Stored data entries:
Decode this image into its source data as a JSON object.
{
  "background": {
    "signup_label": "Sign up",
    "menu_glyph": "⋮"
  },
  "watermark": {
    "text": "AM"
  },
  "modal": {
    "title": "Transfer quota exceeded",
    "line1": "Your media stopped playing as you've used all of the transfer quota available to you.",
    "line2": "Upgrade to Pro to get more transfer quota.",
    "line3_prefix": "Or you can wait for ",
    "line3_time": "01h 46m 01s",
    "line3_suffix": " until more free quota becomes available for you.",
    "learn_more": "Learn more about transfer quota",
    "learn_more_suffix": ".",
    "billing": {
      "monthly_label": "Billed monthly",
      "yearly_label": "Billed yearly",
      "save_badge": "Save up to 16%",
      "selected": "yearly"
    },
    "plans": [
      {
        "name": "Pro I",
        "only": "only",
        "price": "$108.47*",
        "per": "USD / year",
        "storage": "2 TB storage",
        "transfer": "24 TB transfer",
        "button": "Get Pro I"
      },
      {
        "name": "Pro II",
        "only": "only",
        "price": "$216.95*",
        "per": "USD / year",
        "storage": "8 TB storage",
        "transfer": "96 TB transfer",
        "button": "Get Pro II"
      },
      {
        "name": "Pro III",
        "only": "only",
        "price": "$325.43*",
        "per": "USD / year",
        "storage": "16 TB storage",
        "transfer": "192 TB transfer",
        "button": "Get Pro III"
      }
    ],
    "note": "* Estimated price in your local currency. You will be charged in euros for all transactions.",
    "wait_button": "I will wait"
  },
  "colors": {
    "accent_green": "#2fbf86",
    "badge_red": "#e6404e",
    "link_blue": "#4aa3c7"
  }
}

> WRITTEN TASK:
Identify the lines in the entries that hold "will" and return each one.

> COMPLETED TASK:
    "note": "* Estimated price in your local currency. You will be charged in euros for all transactions.",
    "wait_button": "I will wait"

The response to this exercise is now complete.